(Extracted records)
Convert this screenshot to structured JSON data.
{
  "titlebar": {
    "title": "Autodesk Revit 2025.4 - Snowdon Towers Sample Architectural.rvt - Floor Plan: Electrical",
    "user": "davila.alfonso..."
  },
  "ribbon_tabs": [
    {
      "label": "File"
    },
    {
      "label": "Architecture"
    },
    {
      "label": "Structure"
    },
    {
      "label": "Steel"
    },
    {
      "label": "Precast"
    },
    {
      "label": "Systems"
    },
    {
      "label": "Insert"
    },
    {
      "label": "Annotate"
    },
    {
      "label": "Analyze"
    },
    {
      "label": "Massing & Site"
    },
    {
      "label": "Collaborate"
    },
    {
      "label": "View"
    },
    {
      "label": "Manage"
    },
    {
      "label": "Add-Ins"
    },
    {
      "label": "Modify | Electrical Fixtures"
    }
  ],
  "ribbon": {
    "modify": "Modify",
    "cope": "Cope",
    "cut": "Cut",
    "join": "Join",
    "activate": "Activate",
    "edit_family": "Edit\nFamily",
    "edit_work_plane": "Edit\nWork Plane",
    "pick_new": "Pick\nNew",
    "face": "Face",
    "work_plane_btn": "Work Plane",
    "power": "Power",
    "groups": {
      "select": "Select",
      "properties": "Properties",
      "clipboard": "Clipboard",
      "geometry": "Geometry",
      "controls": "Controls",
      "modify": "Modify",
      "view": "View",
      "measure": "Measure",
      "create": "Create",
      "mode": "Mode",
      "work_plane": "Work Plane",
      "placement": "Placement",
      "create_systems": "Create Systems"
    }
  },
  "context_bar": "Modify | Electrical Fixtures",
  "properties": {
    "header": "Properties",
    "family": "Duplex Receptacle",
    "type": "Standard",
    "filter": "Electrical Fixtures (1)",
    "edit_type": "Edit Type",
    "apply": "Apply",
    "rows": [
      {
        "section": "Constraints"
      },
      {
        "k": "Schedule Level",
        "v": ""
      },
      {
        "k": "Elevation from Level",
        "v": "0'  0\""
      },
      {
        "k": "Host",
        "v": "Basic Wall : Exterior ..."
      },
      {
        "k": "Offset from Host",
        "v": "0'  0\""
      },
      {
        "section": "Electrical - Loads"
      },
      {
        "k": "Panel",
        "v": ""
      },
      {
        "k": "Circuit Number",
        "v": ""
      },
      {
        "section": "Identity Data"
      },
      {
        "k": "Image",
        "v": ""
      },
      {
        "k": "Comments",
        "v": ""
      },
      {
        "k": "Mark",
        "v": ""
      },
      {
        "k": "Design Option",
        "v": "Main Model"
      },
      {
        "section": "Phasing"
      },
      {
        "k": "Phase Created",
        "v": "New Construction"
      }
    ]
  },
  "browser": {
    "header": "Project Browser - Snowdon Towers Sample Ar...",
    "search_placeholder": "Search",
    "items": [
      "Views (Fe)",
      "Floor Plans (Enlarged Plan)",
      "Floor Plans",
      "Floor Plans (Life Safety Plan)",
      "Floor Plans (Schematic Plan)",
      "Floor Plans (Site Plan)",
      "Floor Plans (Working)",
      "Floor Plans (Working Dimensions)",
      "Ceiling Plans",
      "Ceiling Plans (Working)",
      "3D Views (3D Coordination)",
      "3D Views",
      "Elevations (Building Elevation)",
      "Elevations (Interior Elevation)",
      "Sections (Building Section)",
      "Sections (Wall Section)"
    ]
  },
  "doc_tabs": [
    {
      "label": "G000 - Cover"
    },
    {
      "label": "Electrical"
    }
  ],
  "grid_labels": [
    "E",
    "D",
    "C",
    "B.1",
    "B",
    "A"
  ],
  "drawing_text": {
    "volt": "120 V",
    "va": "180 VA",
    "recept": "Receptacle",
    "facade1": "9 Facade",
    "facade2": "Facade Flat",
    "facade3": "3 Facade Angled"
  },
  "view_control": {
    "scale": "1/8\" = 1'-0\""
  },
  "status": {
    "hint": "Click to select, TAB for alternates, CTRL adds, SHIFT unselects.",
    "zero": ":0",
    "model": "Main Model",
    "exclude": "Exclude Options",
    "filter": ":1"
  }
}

_Work to do_
Give an exact repetition of all the material.

_Result for this exercise_
Convert this screenshot to structured JSON data.
{
  "titlebar": {
    "title": "Autodesk Revit 2025.4 - Snowdon Towers Sample Architectural.rvt - Floor Plan: Electrical",
    "user": "davila.alfonso..."
  },
  "ribbon_tabs": [
    {
      "label": "File"
    },
    {
      "label": "Architecture"
    },
    {
      "label": "Structure"
    },
    {
      "label": "Steel"
    },
    {
      "label": "Precast"
    },
    {
      "label": "Systems"
    },
    {
      "label": "Insert"
    },
    {
      "label": "Annotate"
    },
    {
      "label": "Analyze"
    },
    {
      "label": "Massing & Site"
    },
    {
      "label": "Collaborate"
    },
    {
      "label": "View"
    },
    {
      "label": "Manage"
    },
    {
      "label": "Add-Ins"
    },
    {
      "label": "Modify | Electrical Fixtures"
    }
  ],
  "ribbon": {
    "modify": "Modify",
    "cope": "Cope",
    "cut": "Cut",
    "join": "Join",
    "activate": "Activate",
    "edit_family": "Edit\nFamily",
    "edit_work_plane": "Edit\nWork Plane",
    "pick_new": "Pick\nNew",
    "face": "Face",
    "work_plane_btn": "Work Plane",
    "power": "Power",
    "groups": {
      "select": "Select",
      "properties": "Properties",
      "clipboard": "Clipboard",
      "geometry": "Geometry",
      "controls": "Controls",
      "modify": "Modify",
      "view": "View",
      "measure": "Measure",
      "create": "Create",
      "mode": "Mode",
      "work_plane": "Work Plane",
      "placement": "Placement",
      "create_systems": "Create Systems"
    }
  },
  "context_bar": "Modify | Electrical Fixtures",
  "properties": {
    "header": "Properties",
    "family": "Duplex Receptacle",
    "type": "Standard",
    "filter": "Electrical Fixtures (1)",
    "edit_type": "Edit Type",
    "apply": "Apply",
    "rows": [
      {
        "section": "Constraints"
      },
      {
        "k": "Schedule Level",
        "v": ""
      },
      {
        "k": "Elevation from Level",
        "v": "0'  0\""
      },
      {
        "k": "Host",
        "v": "Basic Wall : Exterior ..."
      },
      {
        "k": "Offset from Host",
        "v": "0'  0\""
      },
      {
        "section": "Electrical - Loads"
      },
      {
        "k": "Panel",
        "v": ""
      },
      {
        "k": "Circuit Number",
        "v": ""
      },
      {
        "section": "Identity Data"
      },
      {
        "k": "Image",
        "v": ""
      },
      {
        "k": "Comments",
        "v": ""
      },
      {
        "k": "Mark",
        "v": ""
      },
      {
        "k": "Design Option",
        "v": "Main Model"
      },
      {
        "section": "Phasing"
      },
      {
        "k": "Phase Created",
        "v": "New Construction"
      }
    ]
  },
  "browser": {
    "header": "Project Browser - Snowdon Towers Sample Ar...",
    "search_placeholder": "Search",
    "items": [
      "Views (Fe)",
      "Floor Plans (Enlarged Plan)",
      "Floor Plans",
      "Floor Plans (Life Safety Plan)",
      "Floor Plans (Schematic Plan)",
      "Floor Plans (Site Plan)",
      "Floor Plans (Working)",
      "Floor Plans (Working Dimensions)",
      "Ceiling Plans",
      "Ceiling Plans (Working)",
      "3D Views (3D Coordination)",
      "3D Views",
      "Elevations (Building Elevation)",
      "Elevations (Interior Elevation)",
      "Sections (Building Section)",
      "Sections (Wall Section)"
    ]
  },
  "doc_tabs": [
    {
      "label": "G000 - Cover"
    },
    {
      "label": "Electrical"
    }
  ],
  "grid_labels": [
    "E",
    "D",
    "C",
    "B.1",
    "B",
    "A"
  ],
  "drawing_text": {
    "volt": "120 V",
    "va": "180 VA",
    "recept": "Receptacle",
    "facade1": "9 Facade",
    "facade2": "Facade Flat",
    "facade3": "3 Facade Angled"
  },
  "view_control": {
    "scale": "1/8\" = 1'-0\""
  },
  "status": {
    "hint": "Click to select, TAB for alternates, CTRL adds, SHIFT unselects.",
    "zero": ":0",
    "model": "Main Model",
    "exclude": "Exclude Options",
    "filter": ":1"
  }
}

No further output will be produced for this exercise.